==== Records supplied ====
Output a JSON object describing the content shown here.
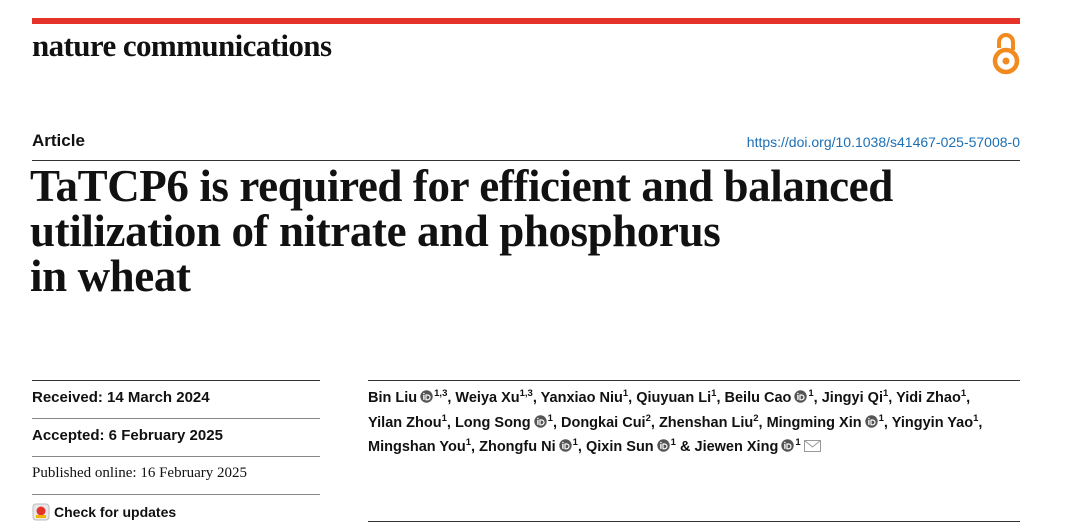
{
  "header": {
    "journal": "nature communications"
  },
  "article_type": "Article",
  "doi": "https://doi.org/10.1038/s41467-025-57008-0",
  "title": {
    "lines": [
      "TaTCP6 is required for efficient and balanced",
      "utilization of nitrate and phosphorus",
      "in wheat"
    ]
  },
  "dates": {
    "received": "Received: 14 March 2024",
    "accepted": "Accepted: 6 February 2025",
    "published": "Published online: 16 February 2025"
  },
  "check_updates": "Check for updates",
  "author_separator": ",",
  "author_conjunction": "&",
  "authors": [
    {
      "name": "Bin Liu",
      "aff": "1,3",
      "orcid": true
    },
    {
      "name": "Weiya Xu",
      "aff": "1,3",
      "orcid": false
    },
    {
      "name": "Yanxiao Niu",
      "aff": "1",
      "orcid": false
    },
    {
      "name": "Qiuyuan Li",
      "aff": "1",
      "orcid": false
    },
    {
      "name": "Beilu Cao",
      "aff": "1",
      "orcid": true
    },
    {
      "name": "Jingyi Qi",
      "aff": "1",
      "orcid": false
    },
    {
      "name": "Yidi Zhao",
      "aff": "1",
      "orcid": false
    },
    {
      "name": "Yilan Zhou",
      "aff": "1",
      "orcid": false
    },
    {
      "name": "Long Song",
      "aff": "1",
      "orcid": true
    },
    {
      "name": "Dongkai Cui",
      "aff": "2",
      "orcid": false
    },
    {
      "name": "Zhenshan Liu",
      "aff": "2",
      "orcid": false
    },
    {
      "name": "Mingming Xin",
      "aff": "1",
      "orcid": true
    },
    {
      "name": "Yingyin Yao",
      "aff": "1",
      "orcid": false
    },
    {
      "name": "Mingshan You",
      "aff": "1",
      "orcid": false
    },
    {
      "name": "Zhongfu Ni",
      "aff": "1",
      "orcid": true
    },
    {
      "name": "Qixin Sun",
      "aff": "1",
      "orcid": true
    },
    {
      "name": "Jiewen Xing",
      "aff": "1",
      "orcid": true,
      "corresponding": true
    }
  ]
}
====
* _Given problem_: Pictures in the data above should not be copied; transcribe everything else exactly.

* _The response_:
Output a JSON object describing the content shown here.
{
  "header": {
    "journal": "nature communications"
  },
  "article_type": "Article",
  "doi": "https://doi.org/10.1038/s41467-025-57008-0",
  "title": {
    "lines": [
      "TaTCP6 is required for efficient and balanced",
      "utilization of nitrate and phosphorus",
      "in wheat"
    ]
  },
  "dates": {
    "received": "Received: 14 March 2024",
    "accepted": "Accepted: 6 February 2025",
    "published": "Published online: 16 February 2025"
  },
  "check_updates": "Check for updates",
  "author_separator": ",",
  "author_conjunction": "&",
  "authors": [
    {
      "name": "Bin Liu",
      "aff": "1,3",
      "orcid": true
    },
    {
      "name": "Weiya Xu",
      "aff": "1,3",
      "orcid": false
    },
    {
      "name": "Yanxiao Niu",
      "aff": "1",
      "orcid": false
    },
    {
      "name": "Qiuyuan Li",
      "aff": "1",
      "orcid": false
    },
    {
      "name": "Beilu Cao",
      "aff": "1",
      "orcid": true
    },
    {
      "name": "Jingyi Qi",
      "aff": "1",
      "orcid": false
    },
    {
      "name": "Yidi Zhao",
      "aff": "1",
      "orcid": false
    },
    {
      "name": "Yilan Zhou",
      "aff": "1",
      "orcid": false
    },
    {
      "name": "Long Song",
      "aff": "1",
      "orcid": true
    },
    {
      "name": "Dongkai Cui",
      "aff": "2",
      "orcid": false
    },
    {
      "name": "Zhenshan Liu",
      "aff": "2",
      "orcid": false
    },
    {
      "name": "Mingming Xin",
      "aff": "1",
      "orcid": true
    },
    {
      "name": "Yingyin Yao",
      "aff": "1",
      "orcid": false
    },
    {
      "name": "Mingshan You",
      "aff": "1",
      "orcid": false
    },
    {
      "name": "Zhongfu Ni",
      "aff": "1",
      "orcid": true
    },
    {
      "name": "Qixin Sun",
      "aff": "1",
      "orcid": true
    },
    {
      "name": "Jiewen Xing",
      "aff": "1",
      "orcid": true,
      "corresponding": true
    }
  ]
}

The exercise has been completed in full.